Find each line containing the string "description" and return it.

%%

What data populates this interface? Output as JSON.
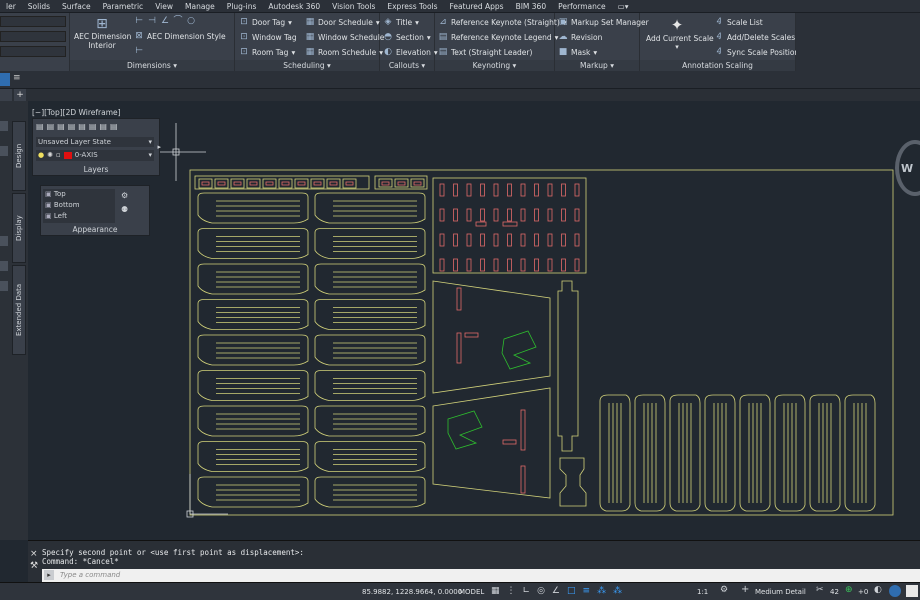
{
  "menu": [
    "ler",
    "Solids",
    "Surface",
    "Parametric",
    "View",
    "Manage",
    "Plug-ins",
    "Autodesk 360",
    "Vision Tools",
    "Express Tools",
    "Featured Apps",
    "BIM 360",
    "Performance"
  ],
  "ribbon": {
    "dimensions": {
      "title": "Dimensions",
      "aec_dim_label": "AEC Dimension",
      "aec_dim_sub": "Interior",
      "aec_dim_style": "AEC Dimension Style"
    },
    "scheduling": {
      "title": "Scheduling",
      "door_tag": "Door Tag",
      "window_tag": "Window Tag",
      "room_tag": "Room Tag",
      "door_schedule": "Door Schedule",
      "window_schedule": "Window Schedule",
      "room_schedule": "Room Schedule"
    },
    "callouts": {
      "title": "Callouts",
      "items": [
        "Title",
        "Section",
        "Elevation"
      ]
    },
    "keynoting": {
      "title": "Keynoting",
      "items": [
        "Reference Keynote (Straight)",
        "Reference Keynote Legend",
        "Text (Straight Leader)"
      ]
    },
    "markup": {
      "title": "Markup",
      "items": [
        "Markup Set Manager",
        "Revision",
        "Mask"
      ]
    },
    "annotation": {
      "title": "Annotation Scaling",
      "add_scale": "Add Current Scale",
      "items": [
        "Scale List",
        "Add/Delete Scales",
        "Sync Scale Positions"
      ]
    }
  },
  "view_label": "[−][Top][2D Wireframe]",
  "layers": {
    "title": "Layers",
    "state": "Unsaved Layer State",
    "current": "0-AXIS",
    "current_color": "#e01010"
  },
  "appearance": {
    "title": "Appearance",
    "views": [
      "Top",
      "Bottom",
      "Left"
    ]
  },
  "side_tabs": [
    "Design",
    "Display",
    "Extended Data"
  ],
  "compass_letter": "W",
  "command": {
    "line1": "Specify second point or <use first point as displacement>:",
    "line2": "Command: *Cancel*",
    "placeholder": "Type a command"
  },
  "status": {
    "coords": "85.9882, 1228.9664, 0.0000",
    "model": "MODEL",
    "scale": "1:1",
    "detail": "Medium Detail",
    "number": "42",
    "plus": "+0"
  },
  "colors": {
    "background": "#212830",
    "outline": "#d2d27a",
    "red": "#e06a6a",
    "green": "#2ec02e"
  }
}
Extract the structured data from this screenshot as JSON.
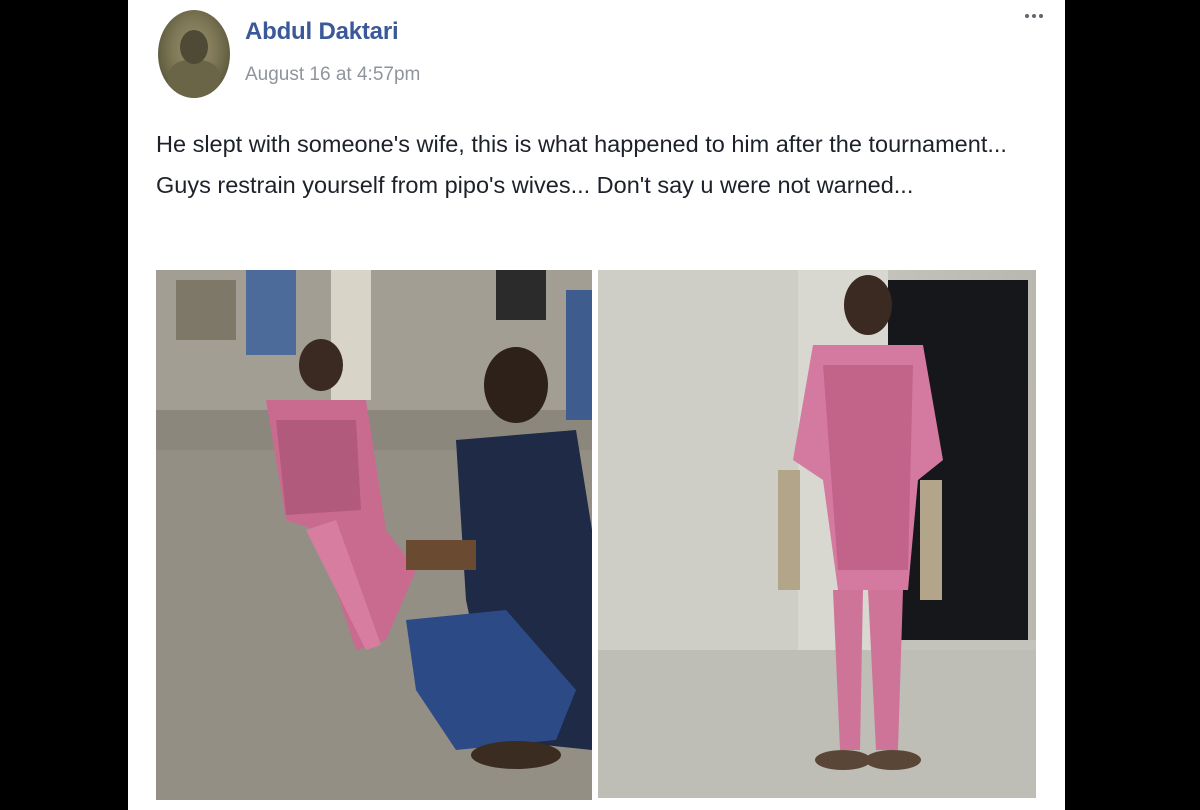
{
  "post": {
    "author": "Abdul Daktari",
    "timestamp": "August 16 at 4:57pm",
    "text": "He slept with someone's wife, this is what happened to him after the tournament... Guys restrain yourself from pipo's wives... Don't say u were not warned...",
    "more_icon": "more-options-icon"
  },
  "photos": [
    {
      "description": "photo-1"
    },
    {
      "description": "photo-2"
    }
  ]
}
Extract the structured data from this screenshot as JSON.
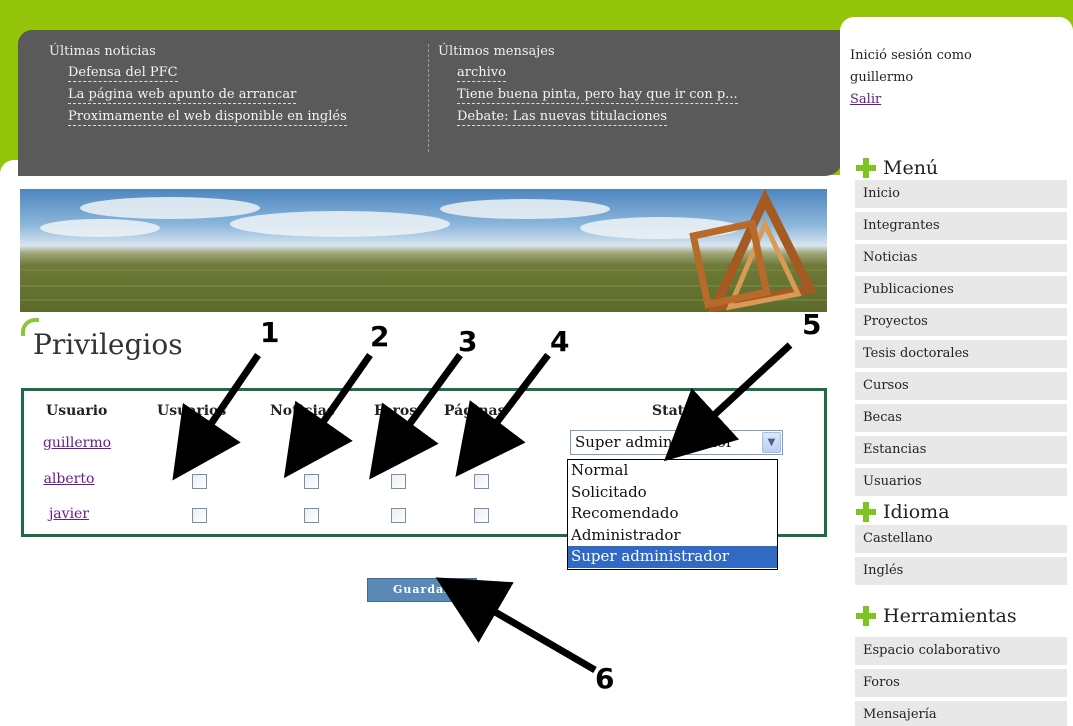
{
  "news": {
    "left_title": "Últimas noticias",
    "left_items": [
      "Defensa del PFC",
      "La página web apunto de arrancar",
      "Proximamente el web disponible en inglés"
    ],
    "right_title": "Últimos mensajes",
    "right_items": [
      "archivo",
      "Tiene buena pinta, pero hay que ir con p...",
      "Debate: Las nuevas titulaciones"
    ]
  },
  "session": {
    "line1": "Inició sesión como",
    "user": "guillermo",
    "logout": "Salir"
  },
  "menu": {
    "title": "Menú",
    "items": [
      "Inicio",
      "Integrantes",
      "Noticias",
      "Publicaciones",
      "Proyectos",
      "Tesis doctorales",
      "Cursos",
      "Becas",
      "Estancias",
      "Usuarios"
    ]
  },
  "language": {
    "title": "Idioma",
    "items": [
      "Castellano",
      "Inglés"
    ]
  },
  "tools": {
    "title": "Herramientas",
    "items": [
      "Espacio colaborativo",
      "Foros",
      "Mensajería"
    ]
  },
  "privileges": {
    "title": "Privilegios",
    "headers": [
      "Usuario",
      "Usuarios",
      "Noticias",
      "Foros",
      "Páginas",
      "Status"
    ],
    "users": [
      {
        "name": "guillermo",
        "checks": [
          true,
          false,
          true,
          false
        ]
      },
      {
        "name": "alberto",
        "checks": [
          false,
          false,
          false,
          false
        ]
      },
      {
        "name": "javier",
        "checks": [
          false,
          false,
          false,
          false
        ]
      }
    ],
    "status_value": "Super administrador",
    "status_options": [
      "Normal",
      "Solicitado",
      "Recomendado",
      "Administrador",
      "Super administrador"
    ],
    "save_label": "Guardar"
  },
  "annotations": [
    "1",
    "2",
    "3",
    "4",
    "5",
    "6"
  ],
  "colors": {
    "page_bg": "#94c40a",
    "news_panel": "#5a5a5a",
    "frame_border": "#1f6b45",
    "button": "#5b89b6",
    "link": "#6a1b8a",
    "select_highlight": "#316ac5"
  }
}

%%

### Task answer
      "description": "photo-1"
      "description": "photo-2"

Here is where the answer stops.